[What is asked] From the material below, list every line containing "настоящей".

[Dataset]
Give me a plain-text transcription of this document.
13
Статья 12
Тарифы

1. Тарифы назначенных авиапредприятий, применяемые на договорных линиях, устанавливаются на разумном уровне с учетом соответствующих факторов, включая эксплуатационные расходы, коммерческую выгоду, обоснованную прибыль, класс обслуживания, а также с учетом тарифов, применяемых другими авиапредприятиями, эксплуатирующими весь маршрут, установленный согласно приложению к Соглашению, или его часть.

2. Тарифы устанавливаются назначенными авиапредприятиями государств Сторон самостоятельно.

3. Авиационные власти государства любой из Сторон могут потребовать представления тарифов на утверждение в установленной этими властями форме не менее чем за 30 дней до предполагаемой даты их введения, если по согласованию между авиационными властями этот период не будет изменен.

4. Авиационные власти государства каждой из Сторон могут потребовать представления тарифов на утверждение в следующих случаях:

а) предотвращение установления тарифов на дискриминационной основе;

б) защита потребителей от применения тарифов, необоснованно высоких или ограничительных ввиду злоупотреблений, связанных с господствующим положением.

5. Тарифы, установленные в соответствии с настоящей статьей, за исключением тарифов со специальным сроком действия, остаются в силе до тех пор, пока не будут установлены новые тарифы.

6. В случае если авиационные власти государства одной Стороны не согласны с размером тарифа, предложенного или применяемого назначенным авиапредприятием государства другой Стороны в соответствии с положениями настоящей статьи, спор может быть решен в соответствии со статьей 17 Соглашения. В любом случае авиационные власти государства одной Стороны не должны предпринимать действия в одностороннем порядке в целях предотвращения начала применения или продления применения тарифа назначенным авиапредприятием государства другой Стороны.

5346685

[Final result]
5. Тарифы, установленные в соответствии с настоящей статьей, за исключением тарифов со специальным сроком действия, остаются в силе до тех пор, пока не будут установлены новые тарифы.
6. В случае если авиационные власти государства одной Стороны не согласны с размером тарифа, предложенного или применяемого назначенным авиапредприятием государства другой Стороны в соответствии с положениями настоящей статьи, спор может быть решен в соответствии со статьей 17 Соглашения. В любом случае авиационные власти государства одной Стороны не должны предпринимать действия в одностороннем порядке в целях предотвращения начала применения или продления применения тарифа назначенным авиапредприятием государства другой Стороны.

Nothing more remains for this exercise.